* _GIVEN INSTRUCTION_
Reproduce each line exactly.
___ RECORDS FOR THE TASK
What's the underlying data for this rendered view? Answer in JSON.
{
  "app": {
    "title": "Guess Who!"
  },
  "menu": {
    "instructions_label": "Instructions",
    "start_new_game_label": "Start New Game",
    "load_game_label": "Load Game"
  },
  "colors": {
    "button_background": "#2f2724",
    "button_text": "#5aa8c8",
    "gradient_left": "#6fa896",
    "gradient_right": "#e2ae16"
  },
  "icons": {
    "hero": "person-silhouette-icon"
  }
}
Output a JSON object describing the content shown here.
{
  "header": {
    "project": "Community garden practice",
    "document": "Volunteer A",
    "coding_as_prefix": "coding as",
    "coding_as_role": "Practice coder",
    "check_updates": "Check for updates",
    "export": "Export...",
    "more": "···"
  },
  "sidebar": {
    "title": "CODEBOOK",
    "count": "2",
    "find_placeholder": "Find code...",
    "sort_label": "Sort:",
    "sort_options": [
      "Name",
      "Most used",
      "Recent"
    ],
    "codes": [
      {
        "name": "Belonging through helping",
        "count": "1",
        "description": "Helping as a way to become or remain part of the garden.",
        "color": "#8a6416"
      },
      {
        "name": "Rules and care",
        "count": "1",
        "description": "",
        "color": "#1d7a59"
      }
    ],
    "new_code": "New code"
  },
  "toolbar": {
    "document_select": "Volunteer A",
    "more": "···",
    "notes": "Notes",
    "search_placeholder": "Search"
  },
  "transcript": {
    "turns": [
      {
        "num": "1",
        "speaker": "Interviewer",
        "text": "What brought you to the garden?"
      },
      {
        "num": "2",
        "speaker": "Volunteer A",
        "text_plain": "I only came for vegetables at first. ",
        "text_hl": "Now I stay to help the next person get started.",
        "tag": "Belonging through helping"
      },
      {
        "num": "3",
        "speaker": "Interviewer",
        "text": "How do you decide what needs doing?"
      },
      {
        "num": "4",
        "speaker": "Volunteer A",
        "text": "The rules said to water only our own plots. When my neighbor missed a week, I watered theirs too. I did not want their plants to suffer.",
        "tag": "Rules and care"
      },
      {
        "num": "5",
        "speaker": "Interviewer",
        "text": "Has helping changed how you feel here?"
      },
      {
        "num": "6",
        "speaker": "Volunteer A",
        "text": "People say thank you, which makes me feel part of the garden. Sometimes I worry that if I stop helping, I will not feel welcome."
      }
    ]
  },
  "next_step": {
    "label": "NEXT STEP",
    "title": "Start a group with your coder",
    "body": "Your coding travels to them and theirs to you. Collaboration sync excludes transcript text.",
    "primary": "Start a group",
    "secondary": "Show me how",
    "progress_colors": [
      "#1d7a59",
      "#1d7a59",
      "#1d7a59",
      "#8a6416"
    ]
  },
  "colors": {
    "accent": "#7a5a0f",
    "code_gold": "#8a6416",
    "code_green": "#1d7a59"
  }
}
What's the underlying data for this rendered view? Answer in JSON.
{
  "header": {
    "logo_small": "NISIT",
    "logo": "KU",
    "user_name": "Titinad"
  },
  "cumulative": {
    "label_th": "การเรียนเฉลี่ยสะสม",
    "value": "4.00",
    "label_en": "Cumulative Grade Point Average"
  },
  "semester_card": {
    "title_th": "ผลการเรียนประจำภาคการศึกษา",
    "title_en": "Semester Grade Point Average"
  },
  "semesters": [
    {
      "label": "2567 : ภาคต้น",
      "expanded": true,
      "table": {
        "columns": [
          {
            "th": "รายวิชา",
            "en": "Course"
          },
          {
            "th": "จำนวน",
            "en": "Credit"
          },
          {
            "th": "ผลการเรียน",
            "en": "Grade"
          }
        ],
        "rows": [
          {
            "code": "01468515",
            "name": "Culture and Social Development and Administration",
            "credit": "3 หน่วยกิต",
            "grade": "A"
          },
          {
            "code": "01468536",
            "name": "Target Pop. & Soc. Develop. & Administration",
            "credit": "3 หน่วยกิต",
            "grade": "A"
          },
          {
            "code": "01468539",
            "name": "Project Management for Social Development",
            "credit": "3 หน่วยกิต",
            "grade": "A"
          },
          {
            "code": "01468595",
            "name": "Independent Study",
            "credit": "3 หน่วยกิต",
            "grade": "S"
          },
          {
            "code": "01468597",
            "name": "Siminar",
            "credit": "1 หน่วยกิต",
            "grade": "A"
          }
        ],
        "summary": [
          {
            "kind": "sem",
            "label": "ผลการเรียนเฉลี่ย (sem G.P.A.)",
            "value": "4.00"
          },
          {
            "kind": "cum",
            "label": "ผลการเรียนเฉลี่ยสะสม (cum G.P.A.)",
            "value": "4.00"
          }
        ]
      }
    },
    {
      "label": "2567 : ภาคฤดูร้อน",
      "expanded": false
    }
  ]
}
______
* _EXERCISE ANSWER_
What's the underlying data for this rendered view? Answer in JSON.
{
  "app": {
    "title": "Guess Who!"
  },
  "menu": {
    "instructions_label": "Instructions",
    "start_new_game_label": "Start New Game",
    "load_game_label": "Load Game"
  },
  "colors": {
    "button_background": "#2f2724",
    "button_text": "#5aa8c8",
    "gradient_left": "#6fa896",
    "gradient_right": "#e2ae16"
  },
  "icons": {
    "hero": "person-silhouette-icon"
  }
}
Output a JSON object describing the content shown here.
{
  "header": {
    "project": "Community garden practice",
    "document": "Volunteer A",
    "coding_as_prefix": "coding as",
    "coding_as_role": "Practice coder",
    "check_updates": "Check for updates",
    "export": "Export...",
    "more": "···"
  },
  "sidebar": {
    "title": "CODEBOOK",
    "count": "2",
    "find_placeholder": "Find code...",
    "sort_label": "Sort:",
    "sort_options": [
      "Name",
      "Most used",
      "Recent"
    ],
    "codes": [
      {
        "name": "Belonging through helping",
        "count": "1",
        "description": "Helping as a way to become or remain part of the garden.",
        "color": "#8a6416"
      },
      {
        "name": "Rules and care",
        "count": "1",
        "description": "",
        "color": "#1d7a59"
      }
    ],
    "new_code": "New code"
  },
  "toolbar": {
    "document_select": "Volunteer A",
    "more": "···",
    "notes": "Notes",
    "search_placeholder": "Search"
  },
  "transcript": {
    "turns": [
      {
        "num": "1",
        "speaker": "Interviewer",
        "text": "What brought you to the garden?"
      },
      {
        "num": "2",
        "speaker": "Volunteer A",
        "text_plain": "I only came for vegetables at first. ",
        "text_hl": "Now I stay to help the next person get started.",
        "tag": "Belonging through helping"
      },
      {
        "num": "3",
        "speaker": "Interviewer",
        "text": "How do you decide what needs doing?"
      },
      {
        "num": "4",
        "speaker": "Volunteer A",
        "text": "The rules said to water only our own plots. When my neighbor missed a week, I watered theirs too. I did not want their plants to suffer.",
        "tag": "Rules and care"
      },
      {
        "num": "5",
        "speaker": "Interviewer",
        "text": "Has helping changed how you feel here?"
      },
      {
        "num": "6",
        "speaker": "Volunteer A",
        "text": "People say thank you, which makes me feel part of the garden. Sometimes I worry that if I stop helping, I will not feel welcome."
      }
    ]
  },
  "next_step": {
    "label": "NEXT STEP",
    "title": "Start a group with your coder",
    "body": "Your coding travels to them and theirs to you. Collaboration sync excludes transcript text.",
    "primary": "Start a group",
    "secondary": "Show me how",
    "progress_colors": [
      "#1d7a59",
      "#1d7a59",
      "#1d7a59",
      "#8a6416"
    ]
  },
  "colors": {
    "accent": "#7a5a0f",
    "code_gold": "#8a6416",
    "code_green": "#1d7a59"
  }
}
What's the underlying data for this rendered view? Answer in JSON.
{
  "header": {
    "logo_small": "NISIT",
    "logo": "KU",
    "user_name": "Titinad"
  },
  "cumulative": {
    "label_th": "การเรียนเฉลี่ยสะสม",
    "value": "4.00",
    "label_en": "Cumulative Grade Point Average"
  },
  "semester_card": {
    "title_th": "ผลการเรียนประจำภาคการศึกษา",
    "title_en": "Semester Grade Point Average"
  },
  "semesters": [
    {
      "label": "2567 : ภาคต้น",
      "expanded": true,
      "table": {
        "columns": [
          {
            "th": "รายวิชา",
            "en": "Course"
          },
          {
            "th": "จำนวน",
            "en": "Credit"
          },
          {
            "th": "ผลการเรียน",
            "en": "Grade"
          }
        ],
        "rows": [
          {
            "code": "01468515",
            "name": "Culture and Social Development and Administration",
            "credit": "3 หน่วยกิต",
            "grade": "A"
          },
          {
            "code": "01468536",
            "name": "Target Pop. & Soc. Develop. & Administration",
            "credit": "3 หน่วยกิต",
            "grade": "A"
          },
          {
            "code": "01468539",
            "name": "Project Management for Social Development",
            "credit": "3 หน่วยกิต",
            "grade": "A"
          },
          {
            "code": "01468595",
            "name": "Independent Study",
            "credit": "3 หน่วยกิต",
            "grade": "S"
          },
          {
            "code": "01468597",
            "name": "Siminar",
            "credit": "1 หน่วยกิต",
            "grade": "A"
          }
        ],
        "summary": [
          {
            "kind": "sem",
            "label": "ผลการเรียนเฉลี่ย (sem G.P.A.)",
            "value": "4.00"
          },
          {
            "kind": "cum",
            "label": "ผลการเรียนเฉลี่ยสะสม (cum G.P.A.)",
            "value": "4.00"
          }
        ]
      }
    },
    {
      "label": "2567 : ภาคฤดูร้อน",
      "expanded": false
    }
  ]
}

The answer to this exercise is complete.